▸ **WRITTEN TASK**: Repeat the full listing, word for word.

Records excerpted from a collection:

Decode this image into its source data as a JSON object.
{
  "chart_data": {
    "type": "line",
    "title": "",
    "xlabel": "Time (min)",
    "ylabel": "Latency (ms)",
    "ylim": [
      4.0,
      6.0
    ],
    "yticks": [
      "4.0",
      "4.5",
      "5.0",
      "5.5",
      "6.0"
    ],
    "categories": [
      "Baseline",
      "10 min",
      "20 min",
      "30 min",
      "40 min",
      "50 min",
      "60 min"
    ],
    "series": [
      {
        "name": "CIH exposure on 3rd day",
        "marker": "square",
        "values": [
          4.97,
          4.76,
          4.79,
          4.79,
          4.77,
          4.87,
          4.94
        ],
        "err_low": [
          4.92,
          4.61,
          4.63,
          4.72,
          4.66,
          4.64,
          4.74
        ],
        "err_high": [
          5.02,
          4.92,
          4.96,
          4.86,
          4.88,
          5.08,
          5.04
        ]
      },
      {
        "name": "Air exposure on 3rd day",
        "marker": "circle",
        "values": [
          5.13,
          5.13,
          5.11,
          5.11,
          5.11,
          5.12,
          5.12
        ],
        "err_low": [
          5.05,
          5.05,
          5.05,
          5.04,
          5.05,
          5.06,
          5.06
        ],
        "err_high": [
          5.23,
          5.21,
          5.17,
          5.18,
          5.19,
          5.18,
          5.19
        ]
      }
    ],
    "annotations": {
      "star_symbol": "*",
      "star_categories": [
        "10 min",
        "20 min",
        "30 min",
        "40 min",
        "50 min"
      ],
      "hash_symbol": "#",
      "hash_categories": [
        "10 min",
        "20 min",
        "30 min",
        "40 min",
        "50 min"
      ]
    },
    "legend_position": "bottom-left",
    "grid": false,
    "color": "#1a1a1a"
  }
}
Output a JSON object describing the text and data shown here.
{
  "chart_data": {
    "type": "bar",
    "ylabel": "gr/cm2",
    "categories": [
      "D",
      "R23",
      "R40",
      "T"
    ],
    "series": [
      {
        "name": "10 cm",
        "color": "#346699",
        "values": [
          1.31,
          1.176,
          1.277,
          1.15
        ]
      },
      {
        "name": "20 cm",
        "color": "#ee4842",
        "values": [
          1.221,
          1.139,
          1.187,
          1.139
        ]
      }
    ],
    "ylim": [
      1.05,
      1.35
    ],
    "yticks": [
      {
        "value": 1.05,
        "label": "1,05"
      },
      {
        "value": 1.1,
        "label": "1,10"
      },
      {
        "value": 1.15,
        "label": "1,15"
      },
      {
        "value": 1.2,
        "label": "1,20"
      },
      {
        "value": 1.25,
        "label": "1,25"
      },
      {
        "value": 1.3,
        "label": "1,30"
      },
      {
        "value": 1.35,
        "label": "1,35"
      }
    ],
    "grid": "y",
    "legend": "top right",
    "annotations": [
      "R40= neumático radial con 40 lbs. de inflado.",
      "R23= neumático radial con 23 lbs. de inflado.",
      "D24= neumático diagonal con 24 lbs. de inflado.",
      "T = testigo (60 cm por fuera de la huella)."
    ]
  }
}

▸ **TASK RESULT**:
Decode this image into its source data as a JSON object.
{
  "chart_data": {
    "type": "line",
    "title": "",
    "xlabel": "Time (min)",
    "ylabel": "Latency (ms)",
    "ylim": [
      4.0,
      6.0
    ],
    "yticks": [
      "4.0",
      "4.5",
      "5.0",
      "5.5",
      "6.0"
    ],
    "categories": [
      "Baseline",
      "10 min",
      "20 min",
      "30 min",
      "40 min",
      "50 min",
      "60 min"
    ],
    "series": [
      {
        "name": "CIH exposure on 3rd day",
        "marker": "square",
        "values": [
          4.97,
          4.76,
          4.79,
          4.79,
          4.77,
          4.87,
          4.94
        ],
        "err_low": [
          4.92,
          4.61,
          4.63,
          4.72,
          4.66,
          4.64,
          4.74
        ],
        "err_high": [
          5.02,
          4.92,
          4.96,
          4.86,
          4.88,
          5.08,
          5.04
        ]
      },
      {
        "name": "Air exposure on 3rd day",
        "marker": "circle",
        "values": [
          5.13,
          5.13,
          5.11,
          5.11,
          5.11,
          5.12,
          5.12
        ],
        "err_low": [
          5.05,
          5.05,
          5.05,
          5.04,
          5.05,
          5.06,
          5.06
        ],
        "err_high": [
          5.23,
          5.21,
          5.17,
          5.18,
          5.19,
          5.18,
          5.19
        ]
      }
    ],
    "annotations": {
      "star_symbol": "*",
      "star_categories": [
        "10 min",
        "20 min",
        "30 min",
        "40 min",
        "50 min"
      ],
      "hash_symbol": "#",
      "hash_categories": [
        "10 min",
        "20 min",
        "30 min",
        "40 min",
        "50 min"
      ]
    },
    "legend_position": "bottom-left",
    "grid": false,
    "color": "#1a1a1a"
  }
}
Output a JSON object describing the text and data shown here.
{
  "chart_data": {
    "type": "bar",
    "ylabel": "gr/cm2",
    "categories": [
      "D",
      "R23",
      "R40",
      "T"
    ],
    "series": [
      {
        "name": "10 cm",
        "color": "#346699",
        "values": [
          1.31,
          1.176,
          1.277,
          1.15
        ]
      },
      {
        "name": "20 cm",
        "color": "#ee4842",
        "values": [
          1.221,
          1.139,
          1.187,
          1.139
        ]
      }
    ],
    "ylim": [
      1.05,
      1.35
    ],
    "yticks": [
      {
        "value": 1.05,
        "label": "1,05"
      },
      {
        "value": 1.1,
        "label": "1,10"
      },
      {
        "value": 1.15,
        "label": "1,15"
      },
      {
        "value": 1.2,
        "label": "1,20"
      },
      {
        "value": 1.25,
        "label": "1,25"
      },
      {
        "value": 1.3,
        "label": "1,30"
      },
      {
        "value": 1.35,
        "label": "1,35"
      }
    ],
    "grid": "y",
    "legend": "top right",
    "annotations": [
      "R40= neumático radial con 40 lbs. de inflado.",
      "R23= neumático radial con 23 lbs. de inflado.",
      "D24= neumático diagonal con 24 lbs. de inflado.",
      "T = testigo (60 cm por fuera de la huella)."
    ]
  }
}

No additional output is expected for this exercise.